[Begin GIVEN DATA]

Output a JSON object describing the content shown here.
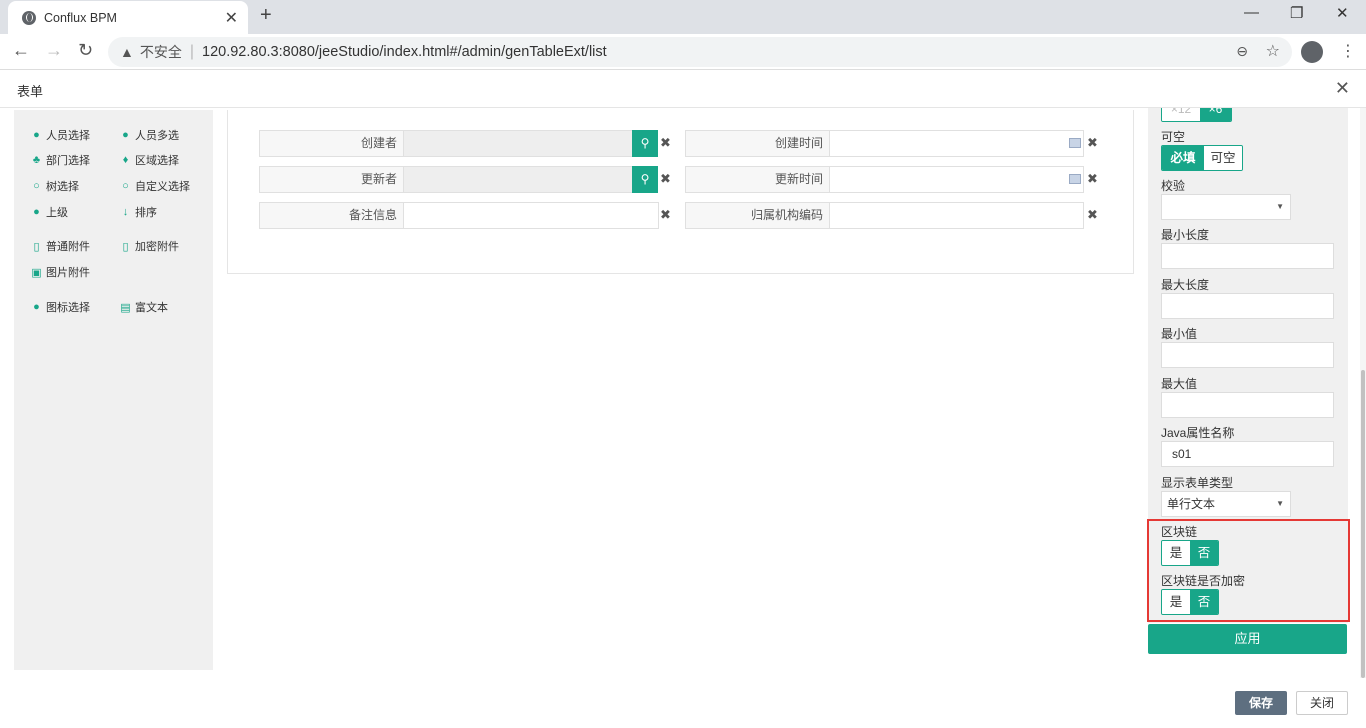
{
  "browser": {
    "tab_title": "Conflux BPM",
    "insecure_label": "不安全",
    "url": "120.92.80.3:8080/jeeStudio/index.html#/admin/genTableExt/list"
  },
  "dialog": {
    "title": "表单"
  },
  "sidebar": {
    "items": [
      {
        "label": "人员选择",
        "icon": "user-icon"
      },
      {
        "label": "人员多选",
        "icon": "users-icon"
      },
      {
        "label": "部门选择",
        "icon": "sitemap-icon"
      },
      {
        "label": "区域选择",
        "icon": "map-pin-icon"
      },
      {
        "label": "树选择",
        "icon": "search-icon"
      },
      {
        "label": "自定义选择",
        "icon": "search-icon"
      },
      {
        "label": "上级",
        "icon": "user-icon"
      },
      {
        "label": "排序",
        "icon": "sort-icon"
      },
      {
        "label": "普通附件",
        "icon": "file-icon"
      },
      {
        "label": "加密附件",
        "icon": "file-lock-icon"
      },
      {
        "label": "图片附件",
        "icon": "image-file-icon"
      },
      {
        "label": "图标选择",
        "icon": "user-icon"
      },
      {
        "label": "富文本",
        "icon": "doc-icon"
      }
    ]
  },
  "form": {
    "fields": [
      {
        "label": "创建者"
      },
      {
        "label": "创建时间"
      },
      {
        "label": "更新者"
      },
      {
        "label": "更新时间"
      },
      {
        "label": "备注信息"
      },
      {
        "label": "归属机构编码"
      }
    ]
  },
  "props": {
    "partial_top": [
      "×12",
      "×6"
    ],
    "nullable_label": "可空",
    "nullable_options": [
      "必填",
      "可空"
    ],
    "validate_label": "校验",
    "min_len_label": "最小长度",
    "max_len_label": "最大长度",
    "min_val_label": "最小值",
    "max_val_label": "最大值",
    "java_attr_label": "Java属性名称",
    "java_attr_value": "s01",
    "show_type_label": "显示表单类型",
    "show_type_value": "单行文本",
    "blockchain_label": "区块链",
    "blockchain_options": [
      "是",
      "否"
    ],
    "blockchain_encrypt_label": "区块链是否加密",
    "blockchain_encrypt_options": [
      "是",
      "否"
    ],
    "apply_label": "应用"
  },
  "footer": {
    "save_label": "保存",
    "close_label": "关闭"
  },
  "colors": {
    "accent": "#18a689",
    "highlight": "#e53935",
    "save": "#5e6f80"
  }
}
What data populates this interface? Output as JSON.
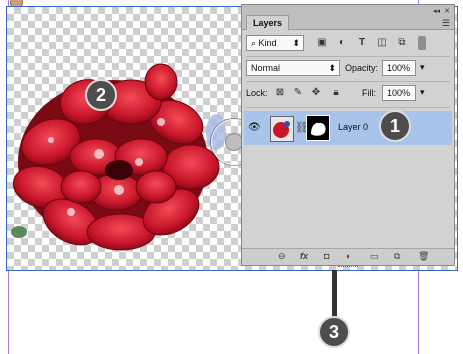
{
  "panel": {
    "tab_label": "Layers",
    "filter": {
      "kind_label": "Kind"
    },
    "blend_mode": "Normal",
    "opacity_label": "Opacity:",
    "opacity_value": "100%",
    "lock_label": "Lock:",
    "fill_label": "Fill:",
    "fill_value": "100%",
    "layers": [
      {
        "name": "Layer 0",
        "visible": true,
        "selected": true
      }
    ],
    "bottom_tools": [
      "link-icon",
      "fx-icon",
      "mask-icon",
      "adjustment-icon",
      "folder-icon",
      "new-layer-icon",
      "trash-icon"
    ]
  },
  "markers": [
    {
      "label": "1"
    },
    {
      "label": "2"
    },
    {
      "label": "3"
    }
  ],
  "colors": {
    "selection": "#a8c4ea",
    "guide": "#a57be0",
    "canvas_border": "#3a6ac0",
    "marker_bg": "#4d4d4d"
  }
}
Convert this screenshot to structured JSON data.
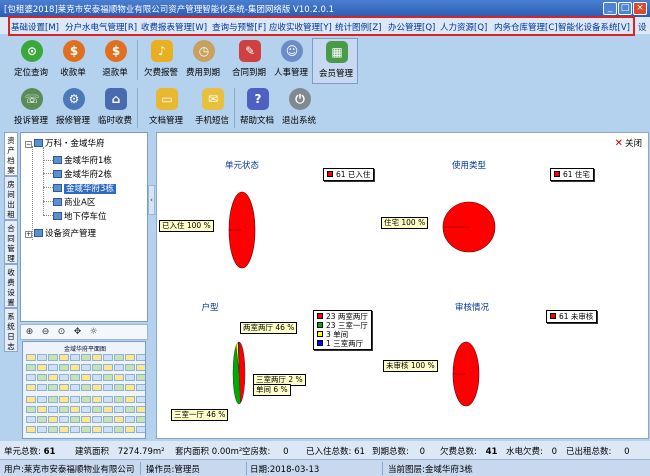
{
  "window": {
    "title": "[包租婆2018]莱克市安泰福顺物业有限公司资产管理智能化系统-集团网络版  V10.2.0.1",
    "min": "_",
    "max": "□",
    "close": "×"
  },
  "menu": [
    "基础设置[M]",
    "分户水电气管理[R]",
    "收费报表管理[W]",
    "查询与预警[F]",
    "应收实收管理[Y]",
    "统计图例[Z]",
    "办公管理[Q]",
    "人力资源[Q]",
    "内务仓库管理[C]",
    "智能化设备系统[V]",
    "设"
  ],
  "toolbar1": [
    {
      "label": "定位查询",
      "icon": "map-pin-icon",
      "color": "#3aa83a",
      "glyph": "⊙"
    },
    {
      "label": "收款单",
      "icon": "dollar-circle-icon",
      "color": "#e07020",
      "glyph": "$"
    },
    {
      "label": "退款单",
      "icon": "refund-circle-icon",
      "color": "#e07020",
      "glyph": "$"
    },
    {
      "label": "欠费报警",
      "icon": "alarm-bell-icon",
      "color": "#e8b020",
      "glyph": "♪"
    },
    {
      "label": "费用到期",
      "icon": "clock-icon",
      "color": "#c8a060",
      "glyph": "◷"
    },
    {
      "label": "合同到期",
      "icon": "contract-icon",
      "color": "#d04040",
      "glyph": "✎"
    },
    {
      "label": "人事管理",
      "icon": "people-icon",
      "color": "#6c8cc8",
      "glyph": "☺"
    },
    {
      "label": "会员管理",
      "icon": "members-icon",
      "color": "#4a9a4a",
      "glyph": "▦"
    }
  ],
  "toolbar2": [
    {
      "label": "投诉管理",
      "icon": "complaint-icon",
      "color": "#5a8c5a",
      "glyph": "☏"
    },
    {
      "label": "报修管理",
      "icon": "repair-icon",
      "color": "#4a78b8",
      "glyph": "⚙"
    },
    {
      "label": "临时收费",
      "icon": "house-fee-icon",
      "color": "#4a6ab0",
      "glyph": "⌂"
    },
    {
      "label": "文档管理",
      "icon": "folder-icon",
      "color": "#e8b830",
      "glyph": "▭"
    },
    {
      "label": "手机短信",
      "icon": "mail-icon",
      "color": "#e8c040",
      "glyph": "✉"
    },
    {
      "label": "帮助文档",
      "icon": "help-book-icon",
      "color": "#5060c0",
      "glyph": "?"
    },
    {
      "label": "退出系统",
      "icon": "exit-icon",
      "color": "#808890",
      "glyph": "⏻"
    }
  ],
  "side_tabs": [
    "资产档案",
    "房间出租",
    "合同管理",
    "收费设置",
    "系统日志"
  ],
  "tree": {
    "root": "万科・金域华府",
    "children": [
      "金域华府1栋",
      "金域华府2栋",
      "金域华府3栋",
      "商业A区",
      "地下停车位"
    ],
    "selected": "金域华府3栋",
    "other": "设备资产管理"
  },
  "map": {
    "title": "金域华府平面图",
    "tools": [
      "⊕",
      "⊖",
      "⊙",
      "✥",
      "☼"
    ]
  },
  "main": {
    "close_label": "关闭"
  },
  "chart_data": [
    {
      "type": "pie",
      "title": "单元状态",
      "slices": [
        {
          "label": "已入住",
          "value": 61,
          "color": "#ff0000"
        }
      ],
      "inner_label": "已入住 100 %",
      "legend": [
        "61 已入住"
      ]
    },
    {
      "type": "pie",
      "title": "使用类型",
      "slices": [
        {
          "label": "住宅",
          "value": 61,
          "color": "#ff0000"
        }
      ],
      "inner_label": "住宅 100 %",
      "legend": [
        "61 住宅"
      ]
    },
    {
      "type": "pie",
      "title": "户型",
      "slices": [
        {
          "label": "两室两厅",
          "value": 23,
          "color": "#ff0000"
        },
        {
          "label": "三室一厅",
          "value": 23,
          "color": "#00aa00"
        },
        {
          "label": "单间",
          "value": 3,
          "color": "#ffff00"
        },
        {
          "label": "三室两厅",
          "value": 1,
          "color": "#0000ff"
        }
      ],
      "inner_labels": [
        "两室两厅 46 %",
        "三室两厅 2 %",
        "单间 6 %",
        "三室一厅 46 %"
      ],
      "legend": [
        "23 两室两厅",
        "23 三室一厅",
        "3 单间",
        "1 三室两厅"
      ]
    },
    {
      "type": "pie",
      "title": "审核情况",
      "slices": [
        {
          "label": "未审核",
          "value": 61,
          "color": "#ff0000"
        }
      ],
      "inner_label": "未审核 100 %",
      "legend": [
        "61 未审核"
      ]
    }
  ],
  "status": {
    "units_label": "单元总数:",
    "units": "61",
    "area_label": "建筑面积",
    "area": "7274.79m²",
    "inner_label": "套内面积",
    "inner": "0.00m²",
    "vacant_label": "空房数:",
    "vacant": "0",
    "occupied_label": "已入住总数:",
    "occupied": "61",
    "due_label": "到期总数:",
    "due": "0",
    "arrears_label": "欠费总数:",
    "arrears": "41",
    "utility_label": "水电欠费:",
    "utility": "0",
    "rent_label": "已出租总数:",
    "rent": "0"
  },
  "bottom": {
    "user": "用户:莱克市安泰福顺物业有限公司",
    "operator": "操作员:管理员",
    "date": "日期:2018-03-13",
    "location": "当前图层:金域华府3栋"
  }
}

[End GIVEN DATA]

→ GIVEN PROBLEM
Pick out each line above that includes "circle" and show it.

→ TASK RESULT
      "icon": "dollar-circle-icon",
      "icon": "refund-circle-icon",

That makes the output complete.